**TEXT BLOCK**

-- Begin --

Re: [gem5-dev] Bug in x86 stack instructions

Gabe Black Wed, 25 Jan 2017 17:55:32 -0800

As far as explicitly vs. implicitly using the stack segment, I wasn't able
to find a very conclusive answer while looking through the manuals. This
would be something to check by running a little test program on an actual
computer, although I suspect implicit vs. explicit does matter.


One interesting thing I found while looking for that which might be worth
looking into is that instructions which reference rsp or rbp also
implicitly use the stack segment. I remember knowing that, but I don't
remember whether or not gem5 handles that properly.

Unfortunately, we can't really keep track of the effective address size in
the instruction, just whether we should be using the default size or the
alternative size. This is because whether or not we're using the default is
fixed based on the instruction encoding, while how that maps to the actual
address size is based on that and also segmentation state. The decode cache
doesn't (as far as I remember) keep track of that state, so it would
potentially return an instruction which was set up based on now faulty
assumptions.

As far as whether or not AddrSizeFlagBit can be removed entirely,
unfortunately it can't. The problem ultimately stems from the fact that
gem5 assumes that virtual to physical mappings don't change the page
alignment of a memory address. That means that the address that's presented
to the CPU as a virtual address needs to have its potentially non-page
aligned segment base value added into it already, and it has to be a full
width address. For instance, if the data segment for a byte load has a base
of 0x3 and an offset of 0xff8, the linear address (post segmentation
address) you're accessing is going to be 0x1001. As far as the CPU is
concerned the virtual address and the linear address look like they're from
different cache lines and different pages.

-- End --

**DATA SHOWN**
-- Begin --

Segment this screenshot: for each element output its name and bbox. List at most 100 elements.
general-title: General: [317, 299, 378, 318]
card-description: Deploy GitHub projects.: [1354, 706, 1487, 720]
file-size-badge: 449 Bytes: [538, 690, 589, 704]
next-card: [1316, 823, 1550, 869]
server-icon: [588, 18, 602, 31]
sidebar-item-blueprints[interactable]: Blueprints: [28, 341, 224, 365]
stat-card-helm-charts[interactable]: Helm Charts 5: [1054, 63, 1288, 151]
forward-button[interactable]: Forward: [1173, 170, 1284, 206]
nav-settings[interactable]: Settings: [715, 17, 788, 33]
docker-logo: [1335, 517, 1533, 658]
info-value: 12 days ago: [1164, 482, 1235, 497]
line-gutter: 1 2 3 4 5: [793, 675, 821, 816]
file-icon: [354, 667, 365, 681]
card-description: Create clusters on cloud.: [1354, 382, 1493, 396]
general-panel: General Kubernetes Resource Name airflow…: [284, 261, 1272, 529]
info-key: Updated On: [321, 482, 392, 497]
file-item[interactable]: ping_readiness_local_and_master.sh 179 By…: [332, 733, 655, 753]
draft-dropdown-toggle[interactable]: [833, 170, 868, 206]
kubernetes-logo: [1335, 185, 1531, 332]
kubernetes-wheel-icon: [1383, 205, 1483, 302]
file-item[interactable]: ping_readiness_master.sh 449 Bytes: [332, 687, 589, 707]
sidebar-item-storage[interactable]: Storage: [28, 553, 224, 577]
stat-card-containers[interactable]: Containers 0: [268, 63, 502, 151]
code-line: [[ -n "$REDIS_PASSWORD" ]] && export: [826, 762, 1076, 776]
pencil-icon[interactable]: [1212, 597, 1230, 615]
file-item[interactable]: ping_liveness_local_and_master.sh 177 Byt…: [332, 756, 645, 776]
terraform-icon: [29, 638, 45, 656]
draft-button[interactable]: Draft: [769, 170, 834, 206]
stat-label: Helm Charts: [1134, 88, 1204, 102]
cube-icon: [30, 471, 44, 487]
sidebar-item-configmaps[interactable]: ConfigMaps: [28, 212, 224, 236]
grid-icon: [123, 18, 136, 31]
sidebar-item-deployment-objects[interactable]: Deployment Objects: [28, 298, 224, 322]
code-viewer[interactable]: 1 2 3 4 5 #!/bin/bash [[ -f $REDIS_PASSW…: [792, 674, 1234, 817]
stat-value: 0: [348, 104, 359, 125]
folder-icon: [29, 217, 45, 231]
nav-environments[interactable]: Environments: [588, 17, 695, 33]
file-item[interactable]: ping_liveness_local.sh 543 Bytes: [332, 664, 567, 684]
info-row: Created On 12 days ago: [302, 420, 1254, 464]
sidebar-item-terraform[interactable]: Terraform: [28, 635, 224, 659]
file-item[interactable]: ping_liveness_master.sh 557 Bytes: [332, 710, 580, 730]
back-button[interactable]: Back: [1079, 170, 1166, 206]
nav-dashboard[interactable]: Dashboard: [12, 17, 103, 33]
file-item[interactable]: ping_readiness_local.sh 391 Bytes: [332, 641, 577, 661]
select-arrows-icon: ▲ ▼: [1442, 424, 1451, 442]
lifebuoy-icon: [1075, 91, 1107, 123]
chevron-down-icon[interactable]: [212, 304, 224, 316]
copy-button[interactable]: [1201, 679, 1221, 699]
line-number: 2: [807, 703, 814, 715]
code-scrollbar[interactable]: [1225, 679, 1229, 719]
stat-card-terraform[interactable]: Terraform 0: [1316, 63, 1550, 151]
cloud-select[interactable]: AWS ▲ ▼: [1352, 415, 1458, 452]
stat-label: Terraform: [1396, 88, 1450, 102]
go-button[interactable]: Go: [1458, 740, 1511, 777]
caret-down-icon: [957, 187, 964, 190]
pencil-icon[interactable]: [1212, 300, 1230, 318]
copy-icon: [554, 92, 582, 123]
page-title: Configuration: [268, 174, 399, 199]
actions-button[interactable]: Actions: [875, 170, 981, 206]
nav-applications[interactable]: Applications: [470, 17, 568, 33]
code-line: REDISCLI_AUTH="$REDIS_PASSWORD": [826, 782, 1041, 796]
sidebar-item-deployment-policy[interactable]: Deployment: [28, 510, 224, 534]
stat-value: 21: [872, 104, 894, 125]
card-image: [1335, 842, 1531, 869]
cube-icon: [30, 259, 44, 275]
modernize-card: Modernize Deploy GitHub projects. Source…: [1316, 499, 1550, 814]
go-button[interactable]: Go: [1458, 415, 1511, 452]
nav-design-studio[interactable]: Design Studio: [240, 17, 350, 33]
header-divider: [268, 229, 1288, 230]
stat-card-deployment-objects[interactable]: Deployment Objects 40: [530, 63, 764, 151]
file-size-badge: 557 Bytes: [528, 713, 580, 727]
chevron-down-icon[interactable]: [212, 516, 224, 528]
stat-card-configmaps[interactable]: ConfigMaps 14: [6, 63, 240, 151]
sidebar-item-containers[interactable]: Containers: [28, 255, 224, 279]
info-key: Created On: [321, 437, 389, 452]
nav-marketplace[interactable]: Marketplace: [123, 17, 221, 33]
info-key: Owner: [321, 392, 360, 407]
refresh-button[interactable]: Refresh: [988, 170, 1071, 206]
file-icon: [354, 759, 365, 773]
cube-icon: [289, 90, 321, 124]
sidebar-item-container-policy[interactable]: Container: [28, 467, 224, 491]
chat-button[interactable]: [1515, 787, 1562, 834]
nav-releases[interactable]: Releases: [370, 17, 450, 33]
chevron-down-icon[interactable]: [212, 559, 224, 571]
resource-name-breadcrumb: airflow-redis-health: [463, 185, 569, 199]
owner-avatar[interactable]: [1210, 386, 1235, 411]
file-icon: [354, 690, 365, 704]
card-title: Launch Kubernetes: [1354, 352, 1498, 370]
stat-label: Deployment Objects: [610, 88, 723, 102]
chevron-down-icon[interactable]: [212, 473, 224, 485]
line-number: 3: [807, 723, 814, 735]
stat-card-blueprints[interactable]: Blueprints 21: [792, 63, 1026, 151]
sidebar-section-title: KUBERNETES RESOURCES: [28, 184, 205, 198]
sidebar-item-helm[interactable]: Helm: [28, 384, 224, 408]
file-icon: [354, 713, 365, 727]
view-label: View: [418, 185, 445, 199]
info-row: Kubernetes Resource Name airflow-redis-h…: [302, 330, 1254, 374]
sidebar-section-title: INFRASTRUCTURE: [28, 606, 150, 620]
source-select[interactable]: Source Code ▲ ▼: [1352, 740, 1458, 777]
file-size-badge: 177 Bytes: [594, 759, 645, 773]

-- End --

**INSTRUCTIONS**
1: Echo everything in the post on x86 stack instructions from "Gabe Black Wed, 25" down to "handles that properly.".
2: Render everything in the records from the first line down to the line containing "card-description: Deploy GitHub" as a Markdown table with columns Row and Line, leaving out blank lines.
The post on x86 stack instructions and the records are unrelated material.

**ANSWERS GIVEN**
1:
Gabe Black Wed, 25 Jan 2017 17:55:32 -0800

As far as explicitly vs. implicitly using the stack segment, I wasn't able
to find a very conclusive answer while looking through the manuals. This
would be something to check by running a little test program on an actual
computer, although I suspect implicit vs. explicit does matter.


One interesting thing I found while looking for that which might be worth
looking into is that instructions which reference rsp or rbp also
implicitly use the stack segment. I remember knowing that, but I don't
remember whether or not gem5 handles that properly.

2:
| Row | Line |
|---|---|
| 1 | Segment this screenshot: for each element output its name and bbox. List at most 100 elements. |
| 2 | general-title: General: [317, 299, 378, 318] |
| 3 | card-description: Deploy GitHub projects.: [1354, 706, 1487, 720] |